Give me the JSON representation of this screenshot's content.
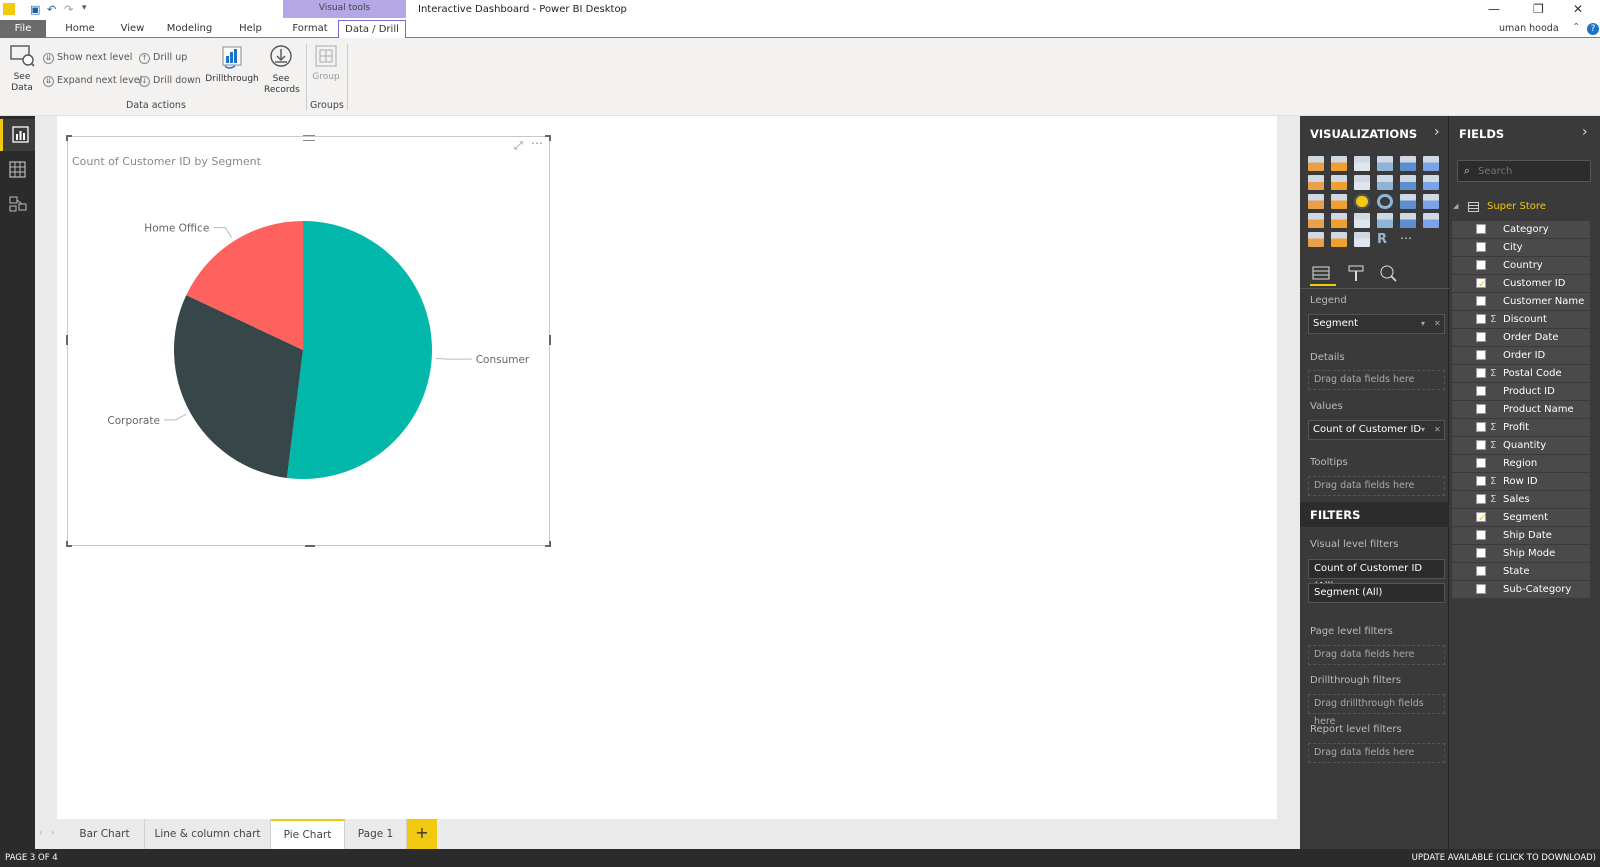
{
  "window": {
    "contextual_tab_group": "Visual tools",
    "title": "Interactive Dashboard - Power BI Desktop",
    "user": "uman hooda"
  },
  "tabs": [
    "File",
    "Home",
    "View",
    "Modeling",
    "Help",
    "Format",
    "Data / Drill"
  ],
  "ribbon": {
    "see_data": "See\nData",
    "show_next_level": "Show next level",
    "expand_next_level": "Expand next level",
    "drill_up": "Drill up",
    "drill_down": "Drill down",
    "drillthrough": "Drillthrough",
    "see_records": "See\nRecords",
    "group": "Group",
    "group_data_actions": "Data actions",
    "group_groups": "Groups"
  },
  "visual": {
    "title": "Count of Customer ID by Segment"
  },
  "chart_data": {
    "type": "pie",
    "title": "Count of Customer ID by Segment",
    "categories": [
      "Consumer",
      "Corporate",
      "Home Office"
    ],
    "values": [
      52,
      30,
      18
    ],
    "colors": [
      "#01b8aa",
      "#374649",
      "#fd625e"
    ]
  },
  "page_tabs": [
    "Bar Chart",
    "Line & column chart",
    "Pie Chart",
    "Page 1"
  ],
  "active_page": "Pie Chart",
  "add_page": "+",
  "status": {
    "page": "PAGE 3 OF 4",
    "update": "UPDATE AVAILABLE (CLICK TO DOWNLOAD)"
  },
  "viz_pane": {
    "title": "VISUALIZATIONS",
    "legend_label": "Legend",
    "legend_value": "Segment",
    "details_label": "Details",
    "details_drop": "Drag data fields here",
    "values_label": "Values",
    "values_value": "Count of Customer ID",
    "tooltips_label": "Tooltips",
    "tooltips_drop": "Drag data fields here",
    "filters_title": "FILTERS",
    "visual_filters_label": "Visual level filters",
    "filter1": "Count of Customer ID (All)",
    "filter2": "Segment  (All)",
    "page_filters_label": "Page level filters",
    "page_filters_drop": "Drag data fields here",
    "drill_filters_label": "Drillthrough filters",
    "drill_filters_drop": "Drag drillthrough fields here",
    "report_filters_label": "Report level filters",
    "report_filters_drop": "Drag data fields here"
  },
  "fields_pane": {
    "title": "FIELDS",
    "search_placeholder": "Search",
    "table": "Super Store",
    "fields": [
      {
        "name": "Category",
        "sigma": false,
        "checked": false
      },
      {
        "name": "City",
        "sigma": false,
        "checked": false
      },
      {
        "name": "Country",
        "sigma": false,
        "checked": false
      },
      {
        "name": "Customer ID",
        "sigma": false,
        "checked": true
      },
      {
        "name": "Customer Name",
        "sigma": false,
        "checked": false
      },
      {
        "name": "Discount",
        "sigma": true,
        "checked": false
      },
      {
        "name": "Order Date",
        "sigma": false,
        "checked": false
      },
      {
        "name": "Order ID",
        "sigma": false,
        "checked": false
      },
      {
        "name": "Postal Code",
        "sigma": true,
        "checked": false
      },
      {
        "name": "Product ID",
        "sigma": false,
        "checked": false
      },
      {
        "name": "Product Name",
        "sigma": false,
        "checked": false
      },
      {
        "name": "Profit",
        "sigma": true,
        "checked": false
      },
      {
        "name": "Quantity",
        "sigma": true,
        "checked": false
      },
      {
        "name": "Region",
        "sigma": false,
        "checked": false
      },
      {
        "name": "Row ID",
        "sigma": true,
        "checked": false
      },
      {
        "name": "Sales",
        "sigma": true,
        "checked": false
      },
      {
        "name": "Segment",
        "sigma": false,
        "checked": true
      },
      {
        "name": "Ship Date",
        "sigma": false,
        "checked": false
      },
      {
        "name": "Ship Mode",
        "sigma": false,
        "checked": false
      },
      {
        "name": "State",
        "sigma": false,
        "checked": false
      },
      {
        "name": "Sub-Category",
        "sigma": false,
        "checked": false
      }
    ]
  },
  "colors": {
    "accent": "#f2c811",
    "contextual": "#b4a7e5",
    "pane_bg": "#3a3a3a"
  }
}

* OBJECTIVE
Quote all the records verbatim, dropping any pictures from your copy.

* SOLUTION TO THIS EXERCISE
Give me the JSON representation of this screenshot's content.
{
  "window": {
    "contextual_tab_group": "Visual tools",
    "title": "Interactive Dashboard - Power BI Desktop",
    "user": "uman hooda"
  },
  "tabs": [
    "File",
    "Home",
    "View",
    "Modeling",
    "Help",
    "Format",
    "Data / Drill"
  ],
  "ribbon": {
    "see_data": "See\nData",
    "show_next_level": "Show next level",
    "expand_next_level": "Expand next level",
    "drill_up": "Drill up",
    "drill_down": "Drill down",
    "drillthrough": "Drillthrough",
    "see_records": "See\nRecords",
    "group": "Group",
    "group_data_actions": "Data actions",
    "group_groups": "Groups"
  },
  "visual": {
    "title": "Count of Customer ID by Segment"
  },
  "chart_data": {
    "type": "pie",
    "title": "Count of Customer ID by Segment",
    "categories": [
      "Consumer",
      "Corporate",
      "Home Office"
    ],
    "values": [
      52,
      30,
      18
    ],
    "colors": [
      "#01b8aa",
      "#374649",
      "#fd625e"
    ]
  },
  "page_tabs": [
    "Bar Chart",
    "Line & column chart",
    "Pie Chart",
    "Page 1"
  ],
  "active_page": "Pie Chart",
  "add_page": "+",
  "status": {
    "page": "PAGE 3 OF 4",
    "update": "UPDATE AVAILABLE (CLICK TO DOWNLOAD)"
  },
  "viz_pane": {
    "title": "VISUALIZATIONS",
    "legend_label": "Legend",
    "legend_value": "Segment",
    "details_label": "Details",
    "details_drop": "Drag data fields here",
    "values_label": "Values",
    "values_value": "Count of Customer ID",
    "tooltips_label": "Tooltips",
    "tooltips_drop": "Drag data fields here",
    "filters_title": "FILTERS",
    "visual_filters_label": "Visual level filters",
    "filter1": "Count of Customer ID (All)",
    "filter2": "Segment  (All)",
    "page_filters_label": "Page level filters",
    "page_filters_drop": "Drag data fields here",
    "drill_filters_label": "Drillthrough filters",
    "drill_filters_drop": "Drag drillthrough fields here",
    "report_filters_label": "Report level filters",
    "report_filters_drop": "Drag data fields here"
  },
  "fields_pane": {
    "title": "FIELDS",
    "search_placeholder": "Search",
    "table": "Super Store",
    "fields": [
      {
        "name": "Category",
        "sigma": false,
        "checked": false
      },
      {
        "name": "City",
        "sigma": false,
        "checked": false
      },
      {
        "name": "Country",
        "sigma": false,
        "checked": false
      },
      {
        "name": "Customer ID",
        "sigma": false,
        "checked": true
      },
      {
        "name": "Customer Name",
        "sigma": false,
        "checked": false
      },
      {
        "name": "Discount",
        "sigma": true,
        "checked": false
      },
      {
        "name": "Order Date",
        "sigma": false,
        "checked": false
      },
      {
        "name": "Order ID",
        "sigma": false,
        "checked": false
      },
      {
        "name": "Postal Code",
        "sigma": true,
        "checked": false
      },
      {
        "name": "Product ID",
        "sigma": false,
        "checked": false
      },
      {
        "name": "Product Name",
        "sigma": false,
        "checked": false
      },
      {
        "name": "Profit",
        "sigma": true,
        "checked": false
      },
      {
        "name": "Quantity",
        "sigma": true,
        "checked": false
      },
      {
        "name": "Region",
        "sigma": false,
        "checked": false
      },
      {
        "name": "Row ID",
        "sigma": true,
        "checked": false
      },
      {
        "name": "Sales",
        "sigma": true,
        "checked": false
      },
      {
        "name": "Segment",
        "sigma": false,
        "checked": true
      },
      {
        "name": "Ship Date",
        "sigma": false,
        "checked": false
      },
      {
        "name": "Ship Mode",
        "sigma": false,
        "checked": false
      },
      {
        "name": "State",
        "sigma": false,
        "checked": false
      },
      {
        "name": "Sub-Category",
        "sigma": false,
        "checked": false
      }
    ]
  },
  "colors": {
    "accent": "#f2c811",
    "contextual": "#b4a7e5",
    "pane_bg": "#3a3a3a"
  }
}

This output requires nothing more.